— start Supplied records —

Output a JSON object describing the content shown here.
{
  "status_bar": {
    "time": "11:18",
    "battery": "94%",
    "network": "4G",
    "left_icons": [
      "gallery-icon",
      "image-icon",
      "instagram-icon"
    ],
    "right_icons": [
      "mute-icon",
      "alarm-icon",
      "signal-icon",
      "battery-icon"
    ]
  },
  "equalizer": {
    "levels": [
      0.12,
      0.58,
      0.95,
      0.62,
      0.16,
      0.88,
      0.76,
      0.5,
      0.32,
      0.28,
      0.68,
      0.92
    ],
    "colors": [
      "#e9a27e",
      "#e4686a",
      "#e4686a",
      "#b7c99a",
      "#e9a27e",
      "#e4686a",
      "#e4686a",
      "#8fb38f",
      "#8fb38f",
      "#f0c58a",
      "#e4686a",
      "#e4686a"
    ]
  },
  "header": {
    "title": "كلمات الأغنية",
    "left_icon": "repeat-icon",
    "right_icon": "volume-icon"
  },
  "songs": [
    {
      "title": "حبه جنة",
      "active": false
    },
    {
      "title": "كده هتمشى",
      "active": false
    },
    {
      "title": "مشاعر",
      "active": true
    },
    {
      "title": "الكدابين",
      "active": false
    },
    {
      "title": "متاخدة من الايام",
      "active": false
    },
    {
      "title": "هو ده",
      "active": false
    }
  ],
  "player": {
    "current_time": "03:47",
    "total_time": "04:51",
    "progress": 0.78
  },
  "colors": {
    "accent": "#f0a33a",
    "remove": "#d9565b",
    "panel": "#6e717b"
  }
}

— end Supplied records —

Retype every record above exactly as written.

Output a JSON object describing the content shown here.
{
  "status_bar": {
    "time": "11:18",
    "battery": "94%",
    "network": "4G",
    "left_icons": [
      "gallery-icon",
      "image-icon",
      "instagram-icon"
    ],
    "right_icons": [
      "mute-icon",
      "alarm-icon",
      "signal-icon",
      "battery-icon"
    ]
  },
  "equalizer": {
    "levels": [
      0.12,
      0.58,
      0.95,
      0.62,
      0.16,
      0.88,
      0.76,
      0.5,
      0.32,
      0.28,
      0.68,
      0.92
    ],
    "colors": [
      "#e9a27e",
      "#e4686a",
      "#e4686a",
      "#b7c99a",
      "#e9a27e",
      "#e4686a",
      "#e4686a",
      "#8fb38f",
      "#8fb38f",
      "#f0c58a",
      "#e4686a",
      "#e4686a"
    ]
  },
  "header": {
    "title": "كلمات الأغنية",
    "left_icon": "repeat-icon",
    "right_icon": "volume-icon"
  },
  "songs": [
    {
      "title": "حبه جنة",
      "active": false
    },
    {
      "title": "كده هتمشى",
      "active": false
    },
    {
      "title": "مشاعر",
      "active": true
    },
    {
      "title": "الكدابين",
      "active": false
    },
    {
      "title": "متاخدة من الايام",
      "active": false
    },
    {
      "title": "هو ده",
      "active": false
    }
  ],
  "player": {
    "current_time": "03:47",
    "total_time": "04:51",
    "progress": 0.78
  },
  "colors": {
    "accent": "#f0a33a",
    "remove": "#d9565b",
    "panel": "#6e717b"
  }
}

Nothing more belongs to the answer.